[begin Data supplied]

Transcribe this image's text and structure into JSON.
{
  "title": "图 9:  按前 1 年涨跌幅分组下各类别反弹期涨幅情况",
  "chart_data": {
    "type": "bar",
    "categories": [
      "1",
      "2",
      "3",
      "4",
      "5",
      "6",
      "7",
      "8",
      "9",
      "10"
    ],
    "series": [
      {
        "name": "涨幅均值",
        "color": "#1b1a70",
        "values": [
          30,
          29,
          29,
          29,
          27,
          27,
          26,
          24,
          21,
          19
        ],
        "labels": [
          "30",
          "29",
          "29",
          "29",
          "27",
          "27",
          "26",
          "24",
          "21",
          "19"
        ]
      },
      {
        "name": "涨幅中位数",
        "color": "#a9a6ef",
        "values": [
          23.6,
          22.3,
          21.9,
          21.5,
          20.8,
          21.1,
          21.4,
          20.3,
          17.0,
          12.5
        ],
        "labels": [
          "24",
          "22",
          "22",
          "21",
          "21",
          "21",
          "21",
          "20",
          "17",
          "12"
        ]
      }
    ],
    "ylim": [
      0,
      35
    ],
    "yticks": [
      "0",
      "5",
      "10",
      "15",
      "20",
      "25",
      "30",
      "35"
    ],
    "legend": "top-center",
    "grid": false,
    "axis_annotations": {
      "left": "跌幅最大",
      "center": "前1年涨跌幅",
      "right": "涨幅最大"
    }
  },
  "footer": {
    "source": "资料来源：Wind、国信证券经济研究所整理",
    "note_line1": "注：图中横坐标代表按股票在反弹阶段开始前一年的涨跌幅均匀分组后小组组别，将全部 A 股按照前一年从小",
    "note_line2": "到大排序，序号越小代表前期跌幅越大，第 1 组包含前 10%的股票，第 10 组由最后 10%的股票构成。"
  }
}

[end Data supplied]
[begin Data supplied]

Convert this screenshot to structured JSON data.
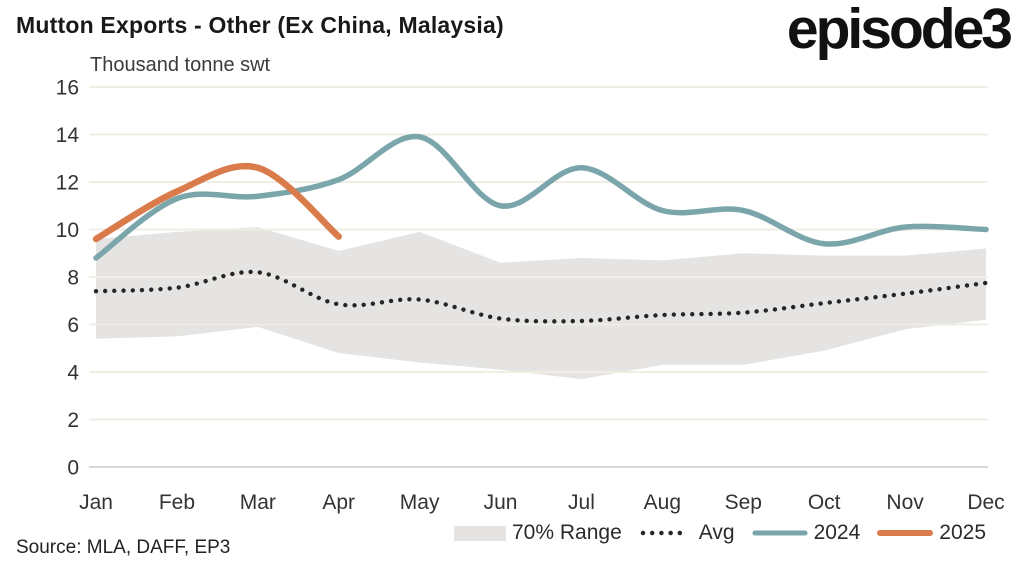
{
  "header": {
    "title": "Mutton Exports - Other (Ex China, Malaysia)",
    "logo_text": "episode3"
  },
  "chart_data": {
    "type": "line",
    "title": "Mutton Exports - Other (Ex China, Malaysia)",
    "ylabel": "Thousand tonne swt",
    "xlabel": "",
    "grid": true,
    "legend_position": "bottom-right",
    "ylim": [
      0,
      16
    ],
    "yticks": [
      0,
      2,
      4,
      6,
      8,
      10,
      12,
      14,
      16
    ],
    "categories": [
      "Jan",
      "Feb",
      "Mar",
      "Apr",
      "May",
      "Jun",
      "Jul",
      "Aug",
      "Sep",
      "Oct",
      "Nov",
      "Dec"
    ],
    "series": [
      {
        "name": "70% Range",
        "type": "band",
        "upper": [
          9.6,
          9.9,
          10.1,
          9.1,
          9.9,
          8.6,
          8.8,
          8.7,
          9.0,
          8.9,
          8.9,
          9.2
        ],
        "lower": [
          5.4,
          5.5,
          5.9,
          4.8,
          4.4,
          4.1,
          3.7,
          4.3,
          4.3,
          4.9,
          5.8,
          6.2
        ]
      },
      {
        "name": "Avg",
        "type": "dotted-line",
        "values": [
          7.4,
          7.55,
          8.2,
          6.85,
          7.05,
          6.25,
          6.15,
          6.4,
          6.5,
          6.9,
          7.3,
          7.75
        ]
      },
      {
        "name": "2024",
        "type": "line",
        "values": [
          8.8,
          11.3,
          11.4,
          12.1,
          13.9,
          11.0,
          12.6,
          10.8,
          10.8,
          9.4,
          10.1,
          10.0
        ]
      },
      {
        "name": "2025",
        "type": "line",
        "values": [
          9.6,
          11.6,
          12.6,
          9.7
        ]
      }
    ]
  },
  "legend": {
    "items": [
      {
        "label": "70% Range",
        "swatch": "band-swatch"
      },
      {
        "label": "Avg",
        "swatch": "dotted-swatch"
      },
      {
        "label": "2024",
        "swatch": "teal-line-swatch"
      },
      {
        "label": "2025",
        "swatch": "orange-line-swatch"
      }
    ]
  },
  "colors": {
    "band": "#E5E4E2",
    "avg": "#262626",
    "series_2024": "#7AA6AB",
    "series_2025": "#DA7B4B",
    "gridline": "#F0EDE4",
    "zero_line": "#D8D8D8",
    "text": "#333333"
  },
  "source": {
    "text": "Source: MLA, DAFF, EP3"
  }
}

[end Data supplied]
[begin Data supplied]

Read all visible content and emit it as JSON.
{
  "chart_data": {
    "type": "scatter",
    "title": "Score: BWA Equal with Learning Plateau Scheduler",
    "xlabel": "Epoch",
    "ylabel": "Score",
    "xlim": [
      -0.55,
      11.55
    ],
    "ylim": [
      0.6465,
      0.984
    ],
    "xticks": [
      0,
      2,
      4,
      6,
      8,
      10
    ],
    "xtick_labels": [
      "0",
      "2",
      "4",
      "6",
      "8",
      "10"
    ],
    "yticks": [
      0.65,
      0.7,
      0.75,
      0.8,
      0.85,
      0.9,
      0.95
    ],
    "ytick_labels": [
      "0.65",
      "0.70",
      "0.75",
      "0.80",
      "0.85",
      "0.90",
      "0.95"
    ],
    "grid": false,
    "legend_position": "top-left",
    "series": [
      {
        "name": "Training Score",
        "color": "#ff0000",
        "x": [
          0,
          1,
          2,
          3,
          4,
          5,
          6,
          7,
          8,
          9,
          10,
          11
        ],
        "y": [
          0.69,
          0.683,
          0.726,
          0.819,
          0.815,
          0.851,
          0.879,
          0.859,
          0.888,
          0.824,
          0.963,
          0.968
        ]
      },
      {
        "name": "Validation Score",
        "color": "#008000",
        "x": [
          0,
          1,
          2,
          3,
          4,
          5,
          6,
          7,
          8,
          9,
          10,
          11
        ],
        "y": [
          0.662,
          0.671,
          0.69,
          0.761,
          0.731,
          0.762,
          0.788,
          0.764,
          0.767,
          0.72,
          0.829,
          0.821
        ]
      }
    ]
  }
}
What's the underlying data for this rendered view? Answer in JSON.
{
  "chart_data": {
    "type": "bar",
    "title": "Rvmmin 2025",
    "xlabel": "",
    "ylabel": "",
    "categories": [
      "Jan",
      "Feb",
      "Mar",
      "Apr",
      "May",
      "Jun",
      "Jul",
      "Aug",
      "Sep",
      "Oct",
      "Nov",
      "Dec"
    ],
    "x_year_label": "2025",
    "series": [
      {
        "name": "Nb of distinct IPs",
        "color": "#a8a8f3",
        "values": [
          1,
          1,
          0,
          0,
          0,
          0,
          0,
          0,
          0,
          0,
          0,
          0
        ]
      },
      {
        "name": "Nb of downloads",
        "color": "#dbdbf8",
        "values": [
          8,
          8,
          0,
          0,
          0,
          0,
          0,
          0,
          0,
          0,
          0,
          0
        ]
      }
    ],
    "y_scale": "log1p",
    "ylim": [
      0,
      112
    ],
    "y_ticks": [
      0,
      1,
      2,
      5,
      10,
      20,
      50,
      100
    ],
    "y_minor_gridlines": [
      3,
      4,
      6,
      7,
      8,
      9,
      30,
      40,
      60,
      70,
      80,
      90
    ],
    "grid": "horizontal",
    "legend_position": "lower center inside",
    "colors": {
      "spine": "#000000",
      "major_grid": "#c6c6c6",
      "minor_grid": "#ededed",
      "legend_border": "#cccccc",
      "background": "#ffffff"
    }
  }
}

[end Data supplied]

## Exercise
From the entries, copy out each line containing the word "band".

## Written solution
        "type": "band",
        "swatch": "band-swatch"
    "band": "#E5E4E2",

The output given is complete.